=== Work instructions ===
Copy out all lines that hold "gmail".

■ ■ ■ ■ ■ ■ ■

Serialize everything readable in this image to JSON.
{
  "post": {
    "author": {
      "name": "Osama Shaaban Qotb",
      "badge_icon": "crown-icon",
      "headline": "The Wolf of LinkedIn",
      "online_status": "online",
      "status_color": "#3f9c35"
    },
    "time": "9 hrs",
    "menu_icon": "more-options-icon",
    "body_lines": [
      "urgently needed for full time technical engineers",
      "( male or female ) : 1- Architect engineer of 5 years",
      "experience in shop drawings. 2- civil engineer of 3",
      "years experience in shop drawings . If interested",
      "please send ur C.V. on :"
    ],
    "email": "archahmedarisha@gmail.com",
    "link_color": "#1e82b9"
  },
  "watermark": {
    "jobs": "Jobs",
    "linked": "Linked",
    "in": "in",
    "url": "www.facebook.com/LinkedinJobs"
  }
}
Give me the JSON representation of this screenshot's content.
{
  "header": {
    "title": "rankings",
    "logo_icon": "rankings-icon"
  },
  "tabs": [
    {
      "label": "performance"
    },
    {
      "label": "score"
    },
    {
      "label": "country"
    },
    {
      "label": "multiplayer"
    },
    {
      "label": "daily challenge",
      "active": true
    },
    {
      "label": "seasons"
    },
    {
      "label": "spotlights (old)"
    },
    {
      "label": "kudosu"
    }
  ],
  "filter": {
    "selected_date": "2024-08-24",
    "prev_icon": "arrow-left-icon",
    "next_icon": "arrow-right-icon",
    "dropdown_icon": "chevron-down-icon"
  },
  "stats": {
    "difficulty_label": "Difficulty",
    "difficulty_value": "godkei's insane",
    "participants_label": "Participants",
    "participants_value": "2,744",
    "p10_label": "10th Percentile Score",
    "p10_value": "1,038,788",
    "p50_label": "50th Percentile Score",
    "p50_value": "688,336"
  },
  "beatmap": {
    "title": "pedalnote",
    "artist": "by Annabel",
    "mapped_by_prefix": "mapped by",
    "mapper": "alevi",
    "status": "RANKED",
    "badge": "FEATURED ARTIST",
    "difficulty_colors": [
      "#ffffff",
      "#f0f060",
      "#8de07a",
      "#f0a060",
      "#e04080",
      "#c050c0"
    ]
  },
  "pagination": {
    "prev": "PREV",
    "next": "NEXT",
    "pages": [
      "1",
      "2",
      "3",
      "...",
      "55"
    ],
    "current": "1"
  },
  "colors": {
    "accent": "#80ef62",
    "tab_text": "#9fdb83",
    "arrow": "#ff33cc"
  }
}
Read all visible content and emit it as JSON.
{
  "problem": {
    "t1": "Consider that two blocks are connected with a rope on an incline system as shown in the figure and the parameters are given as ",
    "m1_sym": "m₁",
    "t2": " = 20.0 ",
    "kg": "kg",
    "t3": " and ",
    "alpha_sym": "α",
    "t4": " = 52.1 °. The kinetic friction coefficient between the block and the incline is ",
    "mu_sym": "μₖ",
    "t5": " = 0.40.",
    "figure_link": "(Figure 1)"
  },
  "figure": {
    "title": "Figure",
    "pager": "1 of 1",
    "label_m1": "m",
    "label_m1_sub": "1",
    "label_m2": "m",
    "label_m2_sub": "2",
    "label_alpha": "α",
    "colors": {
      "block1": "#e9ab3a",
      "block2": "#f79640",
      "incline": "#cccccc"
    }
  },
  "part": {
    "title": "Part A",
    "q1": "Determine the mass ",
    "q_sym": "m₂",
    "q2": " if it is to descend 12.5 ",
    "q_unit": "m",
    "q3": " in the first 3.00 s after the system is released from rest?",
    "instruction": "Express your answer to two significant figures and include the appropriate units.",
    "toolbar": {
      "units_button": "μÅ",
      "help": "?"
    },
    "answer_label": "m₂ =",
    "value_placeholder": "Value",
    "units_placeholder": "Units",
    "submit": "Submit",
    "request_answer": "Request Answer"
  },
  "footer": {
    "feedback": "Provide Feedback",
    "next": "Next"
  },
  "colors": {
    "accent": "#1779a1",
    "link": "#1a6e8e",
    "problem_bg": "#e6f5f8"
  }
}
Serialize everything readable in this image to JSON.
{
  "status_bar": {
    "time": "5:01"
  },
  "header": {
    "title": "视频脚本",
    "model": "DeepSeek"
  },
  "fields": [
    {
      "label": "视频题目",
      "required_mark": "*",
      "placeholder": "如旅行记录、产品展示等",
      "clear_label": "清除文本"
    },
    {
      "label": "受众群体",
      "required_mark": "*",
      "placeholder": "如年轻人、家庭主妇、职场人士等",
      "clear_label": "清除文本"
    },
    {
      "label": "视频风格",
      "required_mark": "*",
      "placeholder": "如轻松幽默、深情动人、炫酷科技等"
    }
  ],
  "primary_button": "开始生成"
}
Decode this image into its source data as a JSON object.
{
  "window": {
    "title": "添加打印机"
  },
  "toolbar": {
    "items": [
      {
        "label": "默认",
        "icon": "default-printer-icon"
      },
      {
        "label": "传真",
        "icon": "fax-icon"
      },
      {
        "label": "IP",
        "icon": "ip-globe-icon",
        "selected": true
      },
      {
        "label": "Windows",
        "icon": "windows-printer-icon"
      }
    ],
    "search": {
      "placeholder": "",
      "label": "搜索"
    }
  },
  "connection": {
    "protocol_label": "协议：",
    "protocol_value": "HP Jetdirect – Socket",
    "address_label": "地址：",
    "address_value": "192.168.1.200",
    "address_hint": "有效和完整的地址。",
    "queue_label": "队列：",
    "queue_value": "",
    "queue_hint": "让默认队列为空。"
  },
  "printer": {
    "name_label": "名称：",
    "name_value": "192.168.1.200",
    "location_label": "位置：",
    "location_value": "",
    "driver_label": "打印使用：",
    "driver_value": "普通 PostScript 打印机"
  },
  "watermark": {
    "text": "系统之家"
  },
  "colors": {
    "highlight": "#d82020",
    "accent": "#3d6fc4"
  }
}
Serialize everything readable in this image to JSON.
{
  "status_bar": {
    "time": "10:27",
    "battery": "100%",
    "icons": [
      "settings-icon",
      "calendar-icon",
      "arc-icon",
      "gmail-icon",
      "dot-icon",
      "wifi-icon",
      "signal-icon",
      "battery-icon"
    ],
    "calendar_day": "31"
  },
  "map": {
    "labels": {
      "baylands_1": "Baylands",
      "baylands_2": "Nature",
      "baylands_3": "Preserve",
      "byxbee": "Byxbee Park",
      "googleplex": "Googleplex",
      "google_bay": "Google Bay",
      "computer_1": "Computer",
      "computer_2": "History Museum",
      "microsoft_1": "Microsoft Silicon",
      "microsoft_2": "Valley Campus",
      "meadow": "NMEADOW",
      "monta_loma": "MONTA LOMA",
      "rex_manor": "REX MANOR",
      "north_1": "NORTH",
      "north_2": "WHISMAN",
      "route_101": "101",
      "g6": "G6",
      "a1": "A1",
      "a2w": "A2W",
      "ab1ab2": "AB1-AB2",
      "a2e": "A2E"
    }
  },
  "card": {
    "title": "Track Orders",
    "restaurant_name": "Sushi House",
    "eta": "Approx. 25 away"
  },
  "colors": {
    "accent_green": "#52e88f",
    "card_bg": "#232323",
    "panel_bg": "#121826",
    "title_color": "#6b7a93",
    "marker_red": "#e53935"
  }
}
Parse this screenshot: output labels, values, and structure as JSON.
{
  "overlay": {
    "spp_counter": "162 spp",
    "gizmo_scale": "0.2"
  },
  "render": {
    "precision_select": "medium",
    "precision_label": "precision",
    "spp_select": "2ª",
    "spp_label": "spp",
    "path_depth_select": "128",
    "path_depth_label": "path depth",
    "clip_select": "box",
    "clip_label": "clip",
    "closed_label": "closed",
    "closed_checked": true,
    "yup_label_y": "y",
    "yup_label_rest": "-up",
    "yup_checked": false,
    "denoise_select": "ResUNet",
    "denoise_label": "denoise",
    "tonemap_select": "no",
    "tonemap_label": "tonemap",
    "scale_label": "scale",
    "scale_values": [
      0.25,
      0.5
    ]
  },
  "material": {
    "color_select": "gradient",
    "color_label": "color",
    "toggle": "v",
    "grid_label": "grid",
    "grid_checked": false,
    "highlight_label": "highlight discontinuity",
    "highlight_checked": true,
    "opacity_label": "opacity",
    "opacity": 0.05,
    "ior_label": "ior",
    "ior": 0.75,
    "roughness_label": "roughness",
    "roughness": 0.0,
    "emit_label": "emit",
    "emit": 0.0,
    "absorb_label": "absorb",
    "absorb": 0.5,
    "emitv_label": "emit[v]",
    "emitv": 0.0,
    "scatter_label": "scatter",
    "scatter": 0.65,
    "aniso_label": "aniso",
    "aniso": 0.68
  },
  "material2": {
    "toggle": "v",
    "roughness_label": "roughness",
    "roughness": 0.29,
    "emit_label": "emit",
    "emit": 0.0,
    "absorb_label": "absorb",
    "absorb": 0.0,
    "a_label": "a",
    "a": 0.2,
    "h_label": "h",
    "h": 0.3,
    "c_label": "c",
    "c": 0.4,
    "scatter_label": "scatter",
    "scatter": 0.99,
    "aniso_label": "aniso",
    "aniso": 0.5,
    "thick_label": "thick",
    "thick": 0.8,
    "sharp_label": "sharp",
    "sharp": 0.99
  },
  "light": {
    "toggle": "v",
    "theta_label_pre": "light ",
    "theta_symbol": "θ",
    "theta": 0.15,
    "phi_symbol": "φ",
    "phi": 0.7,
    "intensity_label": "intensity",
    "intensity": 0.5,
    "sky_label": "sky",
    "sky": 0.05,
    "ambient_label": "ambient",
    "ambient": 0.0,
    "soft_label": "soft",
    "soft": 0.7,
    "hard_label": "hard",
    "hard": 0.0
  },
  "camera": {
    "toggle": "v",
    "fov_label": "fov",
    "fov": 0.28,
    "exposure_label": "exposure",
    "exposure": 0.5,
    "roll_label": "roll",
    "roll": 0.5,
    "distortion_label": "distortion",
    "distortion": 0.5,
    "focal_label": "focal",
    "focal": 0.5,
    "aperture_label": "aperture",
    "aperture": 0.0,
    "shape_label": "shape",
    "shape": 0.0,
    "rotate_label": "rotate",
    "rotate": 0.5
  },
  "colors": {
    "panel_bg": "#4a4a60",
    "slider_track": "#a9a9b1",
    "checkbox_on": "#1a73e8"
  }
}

■ ■ ■ ■ ■ ■ ■

=== Solution to this exercise ===
    "email": "archahmedarisha@gmail.com",
      "gmail-icon",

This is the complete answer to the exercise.